▶ REQUIRED WORK
Copy out each of the entries below word for word.

****************************************

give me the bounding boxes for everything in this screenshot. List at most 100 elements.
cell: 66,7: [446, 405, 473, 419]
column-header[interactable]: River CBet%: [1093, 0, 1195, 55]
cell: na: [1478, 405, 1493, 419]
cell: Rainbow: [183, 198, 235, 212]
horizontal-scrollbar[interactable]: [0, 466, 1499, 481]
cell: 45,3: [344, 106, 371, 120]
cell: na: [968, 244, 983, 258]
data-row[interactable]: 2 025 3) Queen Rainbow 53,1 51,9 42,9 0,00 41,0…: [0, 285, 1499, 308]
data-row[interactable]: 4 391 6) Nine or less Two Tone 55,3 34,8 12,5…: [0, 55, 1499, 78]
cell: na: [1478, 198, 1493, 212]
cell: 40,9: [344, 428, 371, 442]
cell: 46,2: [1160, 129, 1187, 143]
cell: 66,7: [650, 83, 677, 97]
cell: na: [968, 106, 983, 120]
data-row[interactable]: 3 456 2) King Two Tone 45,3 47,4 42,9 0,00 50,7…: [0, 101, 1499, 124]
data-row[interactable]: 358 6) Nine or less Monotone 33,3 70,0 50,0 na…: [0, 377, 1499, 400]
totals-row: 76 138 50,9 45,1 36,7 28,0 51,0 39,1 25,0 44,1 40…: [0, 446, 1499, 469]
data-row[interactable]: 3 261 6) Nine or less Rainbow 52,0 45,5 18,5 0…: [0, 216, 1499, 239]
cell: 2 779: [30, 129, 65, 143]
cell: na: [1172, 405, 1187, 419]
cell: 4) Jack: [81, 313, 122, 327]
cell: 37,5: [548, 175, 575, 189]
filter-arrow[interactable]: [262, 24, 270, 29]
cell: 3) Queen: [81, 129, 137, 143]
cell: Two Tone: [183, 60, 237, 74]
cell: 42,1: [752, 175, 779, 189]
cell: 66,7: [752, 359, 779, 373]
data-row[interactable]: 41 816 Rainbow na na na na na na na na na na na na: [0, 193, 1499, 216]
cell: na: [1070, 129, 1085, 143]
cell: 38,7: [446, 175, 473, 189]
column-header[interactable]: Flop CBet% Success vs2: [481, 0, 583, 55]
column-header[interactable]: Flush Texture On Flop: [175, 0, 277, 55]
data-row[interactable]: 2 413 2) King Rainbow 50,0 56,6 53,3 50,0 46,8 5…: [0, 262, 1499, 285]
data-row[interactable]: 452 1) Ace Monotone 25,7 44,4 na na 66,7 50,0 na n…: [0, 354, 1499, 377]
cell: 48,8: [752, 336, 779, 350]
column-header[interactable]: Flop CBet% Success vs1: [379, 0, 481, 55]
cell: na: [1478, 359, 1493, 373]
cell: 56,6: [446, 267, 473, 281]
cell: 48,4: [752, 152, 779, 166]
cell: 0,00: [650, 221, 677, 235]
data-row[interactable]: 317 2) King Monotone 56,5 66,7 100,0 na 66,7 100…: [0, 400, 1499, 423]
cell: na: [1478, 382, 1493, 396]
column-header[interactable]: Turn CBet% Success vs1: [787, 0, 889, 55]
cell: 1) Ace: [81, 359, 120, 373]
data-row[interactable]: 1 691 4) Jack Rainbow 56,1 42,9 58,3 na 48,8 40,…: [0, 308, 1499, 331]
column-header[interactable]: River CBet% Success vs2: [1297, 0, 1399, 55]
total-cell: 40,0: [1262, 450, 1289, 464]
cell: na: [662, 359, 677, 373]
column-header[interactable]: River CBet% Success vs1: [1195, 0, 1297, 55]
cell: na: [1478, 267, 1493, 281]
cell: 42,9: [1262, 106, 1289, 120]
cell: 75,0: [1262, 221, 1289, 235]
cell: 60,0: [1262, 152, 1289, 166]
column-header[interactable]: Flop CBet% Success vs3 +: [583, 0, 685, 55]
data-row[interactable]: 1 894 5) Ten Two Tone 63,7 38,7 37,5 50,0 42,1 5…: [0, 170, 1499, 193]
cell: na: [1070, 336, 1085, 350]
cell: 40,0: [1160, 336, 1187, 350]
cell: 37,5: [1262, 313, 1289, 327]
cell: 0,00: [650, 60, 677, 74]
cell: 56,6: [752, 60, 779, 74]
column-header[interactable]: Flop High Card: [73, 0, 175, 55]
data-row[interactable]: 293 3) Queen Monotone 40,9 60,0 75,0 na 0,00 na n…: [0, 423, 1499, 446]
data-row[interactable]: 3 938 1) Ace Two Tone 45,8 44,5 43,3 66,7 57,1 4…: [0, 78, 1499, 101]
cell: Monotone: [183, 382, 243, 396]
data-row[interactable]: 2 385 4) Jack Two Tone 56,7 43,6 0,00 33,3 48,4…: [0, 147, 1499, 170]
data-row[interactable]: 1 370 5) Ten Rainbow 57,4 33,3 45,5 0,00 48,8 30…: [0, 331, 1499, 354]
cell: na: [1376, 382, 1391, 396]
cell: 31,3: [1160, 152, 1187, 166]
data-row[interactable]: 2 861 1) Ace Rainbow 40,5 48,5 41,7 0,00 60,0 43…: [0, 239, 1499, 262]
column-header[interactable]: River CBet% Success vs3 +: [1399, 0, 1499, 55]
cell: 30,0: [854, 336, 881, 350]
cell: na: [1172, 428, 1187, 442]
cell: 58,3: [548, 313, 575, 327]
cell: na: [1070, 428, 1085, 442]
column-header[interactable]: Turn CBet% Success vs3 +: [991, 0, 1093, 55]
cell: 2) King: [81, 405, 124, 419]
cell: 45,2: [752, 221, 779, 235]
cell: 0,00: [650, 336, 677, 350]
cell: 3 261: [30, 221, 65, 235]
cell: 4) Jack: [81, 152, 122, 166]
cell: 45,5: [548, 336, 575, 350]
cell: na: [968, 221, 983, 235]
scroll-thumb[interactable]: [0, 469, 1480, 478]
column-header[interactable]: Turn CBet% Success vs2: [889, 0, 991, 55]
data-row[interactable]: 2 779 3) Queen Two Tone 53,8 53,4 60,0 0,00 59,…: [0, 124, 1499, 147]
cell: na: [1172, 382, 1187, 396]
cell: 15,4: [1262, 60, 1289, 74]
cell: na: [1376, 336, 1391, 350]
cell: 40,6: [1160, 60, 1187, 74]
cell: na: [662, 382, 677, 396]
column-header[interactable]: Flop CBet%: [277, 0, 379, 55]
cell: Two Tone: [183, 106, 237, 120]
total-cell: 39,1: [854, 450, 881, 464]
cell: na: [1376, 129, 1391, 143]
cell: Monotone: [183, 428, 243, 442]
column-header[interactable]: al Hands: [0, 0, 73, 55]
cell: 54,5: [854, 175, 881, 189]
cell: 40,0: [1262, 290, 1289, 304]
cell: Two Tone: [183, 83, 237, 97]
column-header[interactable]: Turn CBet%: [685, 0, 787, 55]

****************************************

▶ OUTPUT FOR THIS EXERCISE
give me the bounding boxes for everything in this screenshot. List at most 100 elements.
cell: 66,7: [446, 405, 473, 419]
column-header[interactable]: River CBet%: [1093, 0, 1195, 55]
cell: na: [1478, 405, 1493, 419]
cell: Rainbow: [183, 198, 235, 212]
horizontal-scrollbar[interactable]: [0, 466, 1499, 481]
cell: 45,3: [344, 106, 371, 120]
cell: na: [968, 244, 983, 258]
data-row[interactable]: 2 025 3) Queen Rainbow 53,1 51,9 42,9 0,00 41,0…: [0, 285, 1499, 308]
data-row[interactable]: 4 391 6) Nine or less Two Tone 55,3 34,8 12,5…: [0, 55, 1499, 78]
cell: na: [1478, 198, 1493, 212]
cell: 40,9: [344, 428, 371, 442]
cell: 46,2: [1160, 129, 1187, 143]
cell: 66,7: [650, 83, 677, 97]
cell: na: [968, 106, 983, 120]
data-row[interactable]: 3 456 2) King Two Tone 45,3 47,4 42,9 0,00 50,7…: [0, 101, 1499, 124]
data-row[interactable]: 358 6) Nine or less Monotone 33,3 70,0 50,0 na…: [0, 377, 1499, 400]
totals-row: 76 138 50,9 45,1 36,7 28,0 51,0 39,1 25,0 44,1 40…: [0, 446, 1499, 469]
data-row[interactable]: 3 261 6) Nine or less Rainbow 52,0 45,5 18,5 0…: [0, 216, 1499, 239]
cell: 2 779: [30, 129, 65, 143]
cell: na: [1172, 405, 1187, 419]
cell: 4) Jack: [81, 313, 122, 327]
cell: 37,5: [548, 175, 575, 189]
filter-arrow[interactable]: [262, 24, 270, 29]
cell: 3) Queen: [81, 129, 137, 143]
cell: Two Tone: [183, 60, 237, 74]
cell: 42,1: [752, 175, 779, 189]
cell: 66,7: [752, 359, 779, 373]
data-row[interactable]: 41 816 Rainbow na na na na na na na na na na na na: [0, 193, 1499, 216]
cell: na: [1070, 129, 1085, 143]
cell: 38,7: [446, 175, 473, 189]
column-header[interactable]: Flop CBet% Success vs2: [481, 0, 583, 55]
column-header[interactable]: Flush Texture On Flop: [175, 0, 277, 55]
data-row[interactable]: 2 413 2) King Rainbow 50,0 56,6 53,3 50,0 46,8 5…: [0, 262, 1499, 285]
data-row[interactable]: 452 1) Ace Monotone 25,7 44,4 na na 66,7 50,0 na n…: [0, 354, 1499, 377]
cell: 48,8: [752, 336, 779, 350]
column-header[interactable]: Flop CBet% Success vs1: [379, 0, 481, 55]
cell: na: [1478, 359, 1493, 373]
cell: 56,6: [446, 267, 473, 281]
cell: 48,4: [752, 152, 779, 166]
cell: 0,00: [650, 221, 677, 235]
data-row[interactable]: 317 2) King Monotone 56,5 66,7 100,0 na 66,7 100…: [0, 400, 1499, 423]
cell: na: [1478, 382, 1493, 396]
column-header[interactable]: Turn CBet% Success vs1: [787, 0, 889, 55]
cell: 1) Ace: [81, 359, 120, 373]
data-row[interactable]: 1 691 4) Jack Rainbow 56,1 42,9 58,3 na 48,8 40,…: [0, 308, 1499, 331]
column-header[interactable]: River CBet% Success vs2: [1297, 0, 1399, 55]
total-cell: 40,0: [1262, 450, 1289, 464]
cell: na: [662, 359, 677, 373]
column-header[interactable]: River CBet% Success vs1: [1195, 0, 1297, 55]
cell: na: [1478, 267, 1493, 281]
cell: 42,9: [1262, 106, 1289, 120]
cell: 75,0: [1262, 221, 1289, 235]
cell: 60,0: [1262, 152, 1289, 166]
column-header[interactable]: Flop CBet% Success vs3 +: [583, 0, 685, 55]
data-row[interactable]: 1 894 5) Ten Two Tone 63,7 38,7 37,5 50,0 42,1 5…: [0, 170, 1499, 193]
cell: na: [1070, 336, 1085, 350]
cell: 40,0: [1160, 336, 1187, 350]
cell: 37,5: [1262, 313, 1289, 327]
cell: 0,00: [650, 60, 677, 74]
cell: 56,6: [752, 60, 779, 74]
column-header[interactable]: Flop High Card: [73, 0, 175, 55]
data-row[interactable]: 293 3) Queen Monotone 40,9 60,0 75,0 na 0,00 na n…: [0, 423, 1499, 446]
data-row[interactable]: 3 938 1) Ace Two Tone 45,8 44,5 43,3 66,7 57,1 4…: [0, 78, 1499, 101]
cell: Monotone: [183, 382, 243, 396]
data-row[interactable]: 2 385 4) Jack Two Tone 56,7 43,6 0,00 33,3 48,4…: [0, 147, 1499, 170]
data-row[interactable]: 1 370 5) Ten Rainbow 57,4 33,3 45,5 0,00 48,8 30…: [0, 331, 1499, 354]
cell: na: [1376, 382, 1391, 396]
cell: 31,3: [1160, 152, 1187, 166]
data-row[interactable]: 2 861 1) Ace Rainbow 40,5 48,5 41,7 0,00 60,0 43…: [0, 239, 1499, 262]
column-header[interactable]: River CBet% Success vs3 +: [1399, 0, 1499, 55]
cell: 30,0: [854, 336, 881, 350]
cell: na: [1172, 428, 1187, 442]
cell: 58,3: [548, 313, 575, 327]
cell: na: [1070, 428, 1085, 442]
column-header[interactable]: Turn CBet% Success vs3 +: [991, 0, 1093, 55]
cell: 2) King: [81, 405, 124, 419]
cell: 45,2: [752, 221, 779, 235]
cell: 0,00: [650, 336, 677, 350]
cell: 3 261: [30, 221, 65, 235]
cell: 4) Jack: [81, 152, 122, 166]
cell: 45,5: [548, 336, 575, 350]
cell: na: [968, 221, 983, 235]
scroll-thumb[interactable]: [0, 469, 1480, 478]
column-header[interactable]: Turn CBet% Success vs2: [889, 0, 991, 55]
data-row[interactable]: 2 779 3) Queen Two Tone 53,8 53,4 60,0 0,00 59,…: [0, 124, 1499, 147]
cell: na: [1172, 382, 1187, 396]
cell: 15,4: [1262, 60, 1289, 74]
cell: na: [1376, 336, 1391, 350]
cell: 40,6: [1160, 60, 1187, 74]
cell: na: [662, 382, 677, 396]
column-header[interactable]: Flop CBet%: [277, 0, 379, 55]
cell: Two Tone: [183, 106, 237, 120]
total-cell: 39,1: [854, 450, 881, 464]
cell: na: [1376, 129, 1391, 143]
cell: Monotone: [183, 428, 243, 442]
column-header[interactable]: al Hands: [0, 0, 73, 55]
cell: 54,5: [854, 175, 881, 189]
cell: 40,0: [1262, 290, 1289, 304]
cell: Two Tone: [183, 83, 237, 97]
column-header[interactable]: Turn CBet%: [685, 0, 787, 55]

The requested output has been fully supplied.